> **PROBLEM REQUIREMENTS**
Each line that holds the word "title" is to be identified and copied.

[Dataset excerpts]
+ + + + +
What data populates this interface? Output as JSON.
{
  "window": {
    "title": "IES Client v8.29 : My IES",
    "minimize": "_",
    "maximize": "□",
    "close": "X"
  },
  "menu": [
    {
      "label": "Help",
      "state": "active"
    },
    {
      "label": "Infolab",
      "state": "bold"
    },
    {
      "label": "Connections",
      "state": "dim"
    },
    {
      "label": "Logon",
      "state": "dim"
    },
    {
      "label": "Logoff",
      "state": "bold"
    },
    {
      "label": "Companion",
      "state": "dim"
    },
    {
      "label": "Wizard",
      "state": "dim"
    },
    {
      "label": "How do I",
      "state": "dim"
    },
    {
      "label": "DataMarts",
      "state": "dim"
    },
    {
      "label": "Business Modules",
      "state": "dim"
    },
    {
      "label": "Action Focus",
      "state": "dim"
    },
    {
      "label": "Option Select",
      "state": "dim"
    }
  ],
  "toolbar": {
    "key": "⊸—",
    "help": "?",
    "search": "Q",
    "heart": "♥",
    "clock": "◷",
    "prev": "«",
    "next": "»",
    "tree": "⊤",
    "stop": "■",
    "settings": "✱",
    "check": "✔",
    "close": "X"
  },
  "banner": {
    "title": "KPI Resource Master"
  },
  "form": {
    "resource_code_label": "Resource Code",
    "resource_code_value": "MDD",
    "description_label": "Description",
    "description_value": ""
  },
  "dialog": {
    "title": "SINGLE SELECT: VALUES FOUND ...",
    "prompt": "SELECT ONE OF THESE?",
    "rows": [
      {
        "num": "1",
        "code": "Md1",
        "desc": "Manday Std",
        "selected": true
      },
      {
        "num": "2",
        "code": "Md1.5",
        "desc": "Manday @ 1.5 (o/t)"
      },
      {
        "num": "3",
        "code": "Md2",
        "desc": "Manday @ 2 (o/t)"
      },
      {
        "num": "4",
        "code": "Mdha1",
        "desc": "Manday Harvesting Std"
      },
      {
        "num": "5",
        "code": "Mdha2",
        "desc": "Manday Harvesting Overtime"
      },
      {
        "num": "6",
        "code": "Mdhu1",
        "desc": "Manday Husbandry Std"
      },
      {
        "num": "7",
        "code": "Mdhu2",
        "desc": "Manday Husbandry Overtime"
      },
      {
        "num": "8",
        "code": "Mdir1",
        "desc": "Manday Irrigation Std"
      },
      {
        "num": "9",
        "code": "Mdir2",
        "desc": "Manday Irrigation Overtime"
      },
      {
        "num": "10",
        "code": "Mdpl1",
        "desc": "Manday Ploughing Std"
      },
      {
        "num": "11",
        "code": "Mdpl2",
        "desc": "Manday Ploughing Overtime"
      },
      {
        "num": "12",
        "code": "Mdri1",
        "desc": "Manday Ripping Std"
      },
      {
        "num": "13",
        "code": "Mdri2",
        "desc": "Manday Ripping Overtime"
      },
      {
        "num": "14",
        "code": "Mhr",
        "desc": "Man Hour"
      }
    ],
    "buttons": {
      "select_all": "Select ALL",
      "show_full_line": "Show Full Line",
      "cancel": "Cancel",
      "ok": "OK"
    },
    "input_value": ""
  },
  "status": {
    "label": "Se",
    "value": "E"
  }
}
+ + + + +
> **THE REPLY**
    "title": "IES Client v8.29 : My IES",
    "title": "KPI Resource Master"
    "title": "SINGLE SELECT: VALUES FOUND ...",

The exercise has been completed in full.